SEITENAUSZUG.
::::::

Die zuständige IV-Stelle prüft bei der Zusprache einer Massnahme einzeln, ob eine UV-IV-Deckung besteht, und informiert die versicherte Person schriftlich über die Deckung bei Unfall. Bei der Vorprüfung der UV-IV-Deckung stützt sich die IV-Stelle auf eine Deckungskaskade ab. Die Suva folgt der Einschätzung der IV-Stelle. Diese Deckungskaskade wurde gemeinsam von der Suva und dem BSV erarbeitet und ist im «Handbuch UV IV» in Kapitel 2 hinterlegt.

::::::

DATENAUFLISTUNG.
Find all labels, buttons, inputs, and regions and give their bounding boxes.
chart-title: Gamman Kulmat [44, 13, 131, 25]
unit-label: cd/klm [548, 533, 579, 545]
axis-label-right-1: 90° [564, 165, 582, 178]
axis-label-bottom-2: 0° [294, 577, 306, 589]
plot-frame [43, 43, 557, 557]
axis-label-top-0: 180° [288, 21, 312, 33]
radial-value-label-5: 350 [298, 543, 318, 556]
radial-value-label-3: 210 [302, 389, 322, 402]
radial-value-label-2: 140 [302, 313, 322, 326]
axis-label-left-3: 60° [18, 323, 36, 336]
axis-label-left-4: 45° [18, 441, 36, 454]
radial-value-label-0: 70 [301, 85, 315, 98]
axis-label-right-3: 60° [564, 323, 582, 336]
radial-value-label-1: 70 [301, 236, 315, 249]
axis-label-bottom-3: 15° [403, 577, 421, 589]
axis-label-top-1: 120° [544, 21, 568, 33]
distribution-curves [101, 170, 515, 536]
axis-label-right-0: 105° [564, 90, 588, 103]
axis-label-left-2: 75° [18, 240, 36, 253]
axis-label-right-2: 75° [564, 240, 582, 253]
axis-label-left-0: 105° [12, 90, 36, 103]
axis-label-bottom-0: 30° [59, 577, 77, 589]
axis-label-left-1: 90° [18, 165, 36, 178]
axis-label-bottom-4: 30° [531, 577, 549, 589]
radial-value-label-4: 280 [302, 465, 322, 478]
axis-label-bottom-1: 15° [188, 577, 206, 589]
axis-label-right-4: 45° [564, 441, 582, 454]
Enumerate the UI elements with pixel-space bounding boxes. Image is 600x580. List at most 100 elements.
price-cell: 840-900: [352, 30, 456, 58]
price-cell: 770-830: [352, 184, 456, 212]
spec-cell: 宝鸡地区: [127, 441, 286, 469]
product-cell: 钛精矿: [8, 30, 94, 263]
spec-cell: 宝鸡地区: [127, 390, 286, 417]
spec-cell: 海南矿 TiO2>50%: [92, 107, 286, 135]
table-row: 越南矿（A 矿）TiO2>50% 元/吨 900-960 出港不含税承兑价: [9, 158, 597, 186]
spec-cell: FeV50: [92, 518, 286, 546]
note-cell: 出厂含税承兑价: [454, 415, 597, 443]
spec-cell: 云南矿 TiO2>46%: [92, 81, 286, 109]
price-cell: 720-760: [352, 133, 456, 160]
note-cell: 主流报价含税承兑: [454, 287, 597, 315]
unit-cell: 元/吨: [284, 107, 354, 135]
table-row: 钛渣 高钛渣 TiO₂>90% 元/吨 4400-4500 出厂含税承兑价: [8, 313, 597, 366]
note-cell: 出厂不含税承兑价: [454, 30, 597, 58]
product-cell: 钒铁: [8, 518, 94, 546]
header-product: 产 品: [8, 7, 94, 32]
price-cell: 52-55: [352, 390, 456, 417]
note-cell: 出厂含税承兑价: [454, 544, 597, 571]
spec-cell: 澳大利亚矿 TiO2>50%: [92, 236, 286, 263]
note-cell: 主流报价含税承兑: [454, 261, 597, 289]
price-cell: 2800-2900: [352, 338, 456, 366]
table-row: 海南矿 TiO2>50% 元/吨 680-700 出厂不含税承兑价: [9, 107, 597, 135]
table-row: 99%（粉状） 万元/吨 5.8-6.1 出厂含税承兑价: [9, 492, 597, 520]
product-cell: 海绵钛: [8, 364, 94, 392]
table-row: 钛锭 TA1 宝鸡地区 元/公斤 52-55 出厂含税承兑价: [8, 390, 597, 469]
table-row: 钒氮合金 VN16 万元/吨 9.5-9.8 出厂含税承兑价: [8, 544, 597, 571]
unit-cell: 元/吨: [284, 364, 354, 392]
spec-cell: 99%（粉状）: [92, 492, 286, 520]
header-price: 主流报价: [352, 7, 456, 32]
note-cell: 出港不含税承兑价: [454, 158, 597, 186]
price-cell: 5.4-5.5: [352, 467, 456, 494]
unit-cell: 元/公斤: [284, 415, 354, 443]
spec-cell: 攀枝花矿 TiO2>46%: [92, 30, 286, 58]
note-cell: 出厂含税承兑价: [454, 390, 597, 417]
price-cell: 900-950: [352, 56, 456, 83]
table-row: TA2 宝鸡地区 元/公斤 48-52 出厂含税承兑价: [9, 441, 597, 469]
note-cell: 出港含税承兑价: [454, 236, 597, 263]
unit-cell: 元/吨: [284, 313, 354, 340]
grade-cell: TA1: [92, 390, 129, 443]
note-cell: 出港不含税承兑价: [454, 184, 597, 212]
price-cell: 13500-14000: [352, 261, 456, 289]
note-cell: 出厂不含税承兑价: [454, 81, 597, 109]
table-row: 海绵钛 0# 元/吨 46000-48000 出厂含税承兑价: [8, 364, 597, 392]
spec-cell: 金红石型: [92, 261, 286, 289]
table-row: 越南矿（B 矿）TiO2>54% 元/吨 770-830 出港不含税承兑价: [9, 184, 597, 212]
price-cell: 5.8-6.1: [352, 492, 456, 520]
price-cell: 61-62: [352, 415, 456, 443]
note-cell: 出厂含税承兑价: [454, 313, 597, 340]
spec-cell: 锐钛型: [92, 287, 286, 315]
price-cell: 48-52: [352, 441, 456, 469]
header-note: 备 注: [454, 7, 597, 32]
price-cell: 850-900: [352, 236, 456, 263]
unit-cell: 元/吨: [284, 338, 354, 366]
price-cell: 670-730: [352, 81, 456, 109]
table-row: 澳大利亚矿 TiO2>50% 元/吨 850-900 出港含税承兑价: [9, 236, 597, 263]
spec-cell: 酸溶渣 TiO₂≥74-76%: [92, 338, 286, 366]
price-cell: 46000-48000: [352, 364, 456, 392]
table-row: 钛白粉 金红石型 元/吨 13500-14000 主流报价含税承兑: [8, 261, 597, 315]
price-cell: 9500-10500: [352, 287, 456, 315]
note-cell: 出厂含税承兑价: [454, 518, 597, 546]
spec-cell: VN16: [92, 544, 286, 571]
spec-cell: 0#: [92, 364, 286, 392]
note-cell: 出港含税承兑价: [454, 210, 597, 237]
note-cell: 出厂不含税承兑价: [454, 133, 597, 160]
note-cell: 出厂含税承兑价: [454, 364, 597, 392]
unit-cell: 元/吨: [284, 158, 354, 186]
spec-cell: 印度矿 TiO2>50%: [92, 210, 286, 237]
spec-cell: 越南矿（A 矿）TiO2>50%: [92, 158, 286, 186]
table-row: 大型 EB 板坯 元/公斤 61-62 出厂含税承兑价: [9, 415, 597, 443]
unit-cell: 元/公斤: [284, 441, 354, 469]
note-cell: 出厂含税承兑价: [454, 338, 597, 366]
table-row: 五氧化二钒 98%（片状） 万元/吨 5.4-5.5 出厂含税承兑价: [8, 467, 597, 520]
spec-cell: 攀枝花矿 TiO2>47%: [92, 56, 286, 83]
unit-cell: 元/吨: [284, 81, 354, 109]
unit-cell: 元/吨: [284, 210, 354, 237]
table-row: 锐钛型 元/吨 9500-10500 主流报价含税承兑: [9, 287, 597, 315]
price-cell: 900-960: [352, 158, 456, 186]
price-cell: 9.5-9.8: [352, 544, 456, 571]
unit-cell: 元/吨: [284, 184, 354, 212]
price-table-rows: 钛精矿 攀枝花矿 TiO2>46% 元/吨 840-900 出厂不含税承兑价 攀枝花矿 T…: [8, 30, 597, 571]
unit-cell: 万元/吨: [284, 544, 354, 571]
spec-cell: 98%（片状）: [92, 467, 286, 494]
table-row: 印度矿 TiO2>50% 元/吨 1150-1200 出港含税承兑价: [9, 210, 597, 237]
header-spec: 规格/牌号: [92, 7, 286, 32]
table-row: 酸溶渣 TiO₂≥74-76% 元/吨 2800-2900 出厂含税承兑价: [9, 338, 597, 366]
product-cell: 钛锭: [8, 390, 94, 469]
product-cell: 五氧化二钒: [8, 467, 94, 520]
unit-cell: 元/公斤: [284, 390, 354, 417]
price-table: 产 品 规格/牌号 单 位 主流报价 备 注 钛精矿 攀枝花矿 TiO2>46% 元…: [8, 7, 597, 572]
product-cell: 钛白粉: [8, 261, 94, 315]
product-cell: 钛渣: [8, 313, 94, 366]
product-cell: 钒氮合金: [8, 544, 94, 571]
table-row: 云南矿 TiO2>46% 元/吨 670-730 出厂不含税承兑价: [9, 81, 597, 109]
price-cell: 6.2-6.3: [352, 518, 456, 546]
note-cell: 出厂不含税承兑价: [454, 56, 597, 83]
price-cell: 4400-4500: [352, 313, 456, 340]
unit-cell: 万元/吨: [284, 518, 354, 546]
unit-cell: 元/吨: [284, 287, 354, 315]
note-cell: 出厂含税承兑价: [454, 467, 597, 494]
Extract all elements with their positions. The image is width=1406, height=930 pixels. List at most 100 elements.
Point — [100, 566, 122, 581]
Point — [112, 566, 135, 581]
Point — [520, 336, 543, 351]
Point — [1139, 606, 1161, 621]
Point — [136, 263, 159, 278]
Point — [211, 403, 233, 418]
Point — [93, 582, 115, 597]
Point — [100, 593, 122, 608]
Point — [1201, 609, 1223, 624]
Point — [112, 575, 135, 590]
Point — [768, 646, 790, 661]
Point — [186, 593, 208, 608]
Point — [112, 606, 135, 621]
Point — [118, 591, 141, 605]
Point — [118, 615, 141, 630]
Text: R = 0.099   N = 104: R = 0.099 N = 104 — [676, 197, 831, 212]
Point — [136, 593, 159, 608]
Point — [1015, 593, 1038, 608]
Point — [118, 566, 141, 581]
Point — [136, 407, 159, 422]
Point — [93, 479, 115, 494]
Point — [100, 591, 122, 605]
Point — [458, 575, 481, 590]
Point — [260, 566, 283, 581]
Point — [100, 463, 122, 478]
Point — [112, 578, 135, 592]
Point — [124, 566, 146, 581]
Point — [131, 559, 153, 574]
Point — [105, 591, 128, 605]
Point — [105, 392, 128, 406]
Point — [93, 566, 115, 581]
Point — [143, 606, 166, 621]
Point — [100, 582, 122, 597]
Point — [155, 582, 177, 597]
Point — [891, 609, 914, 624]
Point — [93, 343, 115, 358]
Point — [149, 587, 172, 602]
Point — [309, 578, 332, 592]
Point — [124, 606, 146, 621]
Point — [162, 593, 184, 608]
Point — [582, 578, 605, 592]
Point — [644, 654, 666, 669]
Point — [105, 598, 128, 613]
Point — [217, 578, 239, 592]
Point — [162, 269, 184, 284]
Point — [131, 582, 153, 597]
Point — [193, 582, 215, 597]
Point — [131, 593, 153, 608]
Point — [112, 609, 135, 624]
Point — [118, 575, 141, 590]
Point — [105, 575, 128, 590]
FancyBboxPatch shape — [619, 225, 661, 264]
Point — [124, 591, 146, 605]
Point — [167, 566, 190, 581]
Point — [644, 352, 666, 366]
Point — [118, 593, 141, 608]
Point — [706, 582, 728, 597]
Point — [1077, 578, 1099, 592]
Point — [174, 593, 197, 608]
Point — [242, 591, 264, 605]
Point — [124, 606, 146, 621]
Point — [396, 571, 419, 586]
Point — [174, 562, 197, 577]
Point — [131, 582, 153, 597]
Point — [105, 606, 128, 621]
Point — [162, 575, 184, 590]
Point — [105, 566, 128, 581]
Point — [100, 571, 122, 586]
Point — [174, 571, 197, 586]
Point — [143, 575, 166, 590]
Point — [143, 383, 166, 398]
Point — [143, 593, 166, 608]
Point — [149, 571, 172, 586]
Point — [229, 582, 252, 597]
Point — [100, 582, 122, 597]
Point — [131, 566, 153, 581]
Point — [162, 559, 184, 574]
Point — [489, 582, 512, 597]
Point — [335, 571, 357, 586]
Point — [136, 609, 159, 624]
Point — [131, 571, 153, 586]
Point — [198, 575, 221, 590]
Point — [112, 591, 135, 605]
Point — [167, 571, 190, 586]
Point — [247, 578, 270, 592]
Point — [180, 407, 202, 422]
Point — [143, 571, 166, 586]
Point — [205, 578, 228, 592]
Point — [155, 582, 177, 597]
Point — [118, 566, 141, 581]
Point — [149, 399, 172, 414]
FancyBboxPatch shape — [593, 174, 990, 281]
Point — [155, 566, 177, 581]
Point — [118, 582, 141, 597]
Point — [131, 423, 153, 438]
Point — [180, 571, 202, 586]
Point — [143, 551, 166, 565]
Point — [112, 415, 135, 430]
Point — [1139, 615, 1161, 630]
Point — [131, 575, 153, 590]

::::::

AUFGABENDETAILS. Können Sie den Seitenauszug zur UV-IV-Deckung nach seinem letzten Satz fortsetzen? Die Auflistung spielt hierfür keine Rolle.

ERWARTETE ANTWORT.
Zusammenarbeit zwischen Suva und IV-Stellen
Doch was geschieht nun im konkreten Fall, wenn eine versicherte Person während einer Massnahme mit UV-IV-Deckung einen Unfall erleidet? Für eine effiziente Abwicklung des Falles und die rechtzeitige Auszahlung der Versicherungsleistungen ist es zentral, dass die versicherte Person die IV-Stelle sobald als möglich über das Unfallereignis informiert. Die IV-Stelle übermittelt ihrerseits der Suva umgehend die Unfallmeldung mit allen relevanten Informationen. Weiter informiert die IV-Stelle auch alle beteiligten Akteure über den Unfall, unter anderem den Anbieter der Massnahme wie auch die zuständige Ausgleichskasse. Die Suva prüft den Leistungsanspruch und informiert im Anschluss die versicherte Person sowie die IV-Stelle.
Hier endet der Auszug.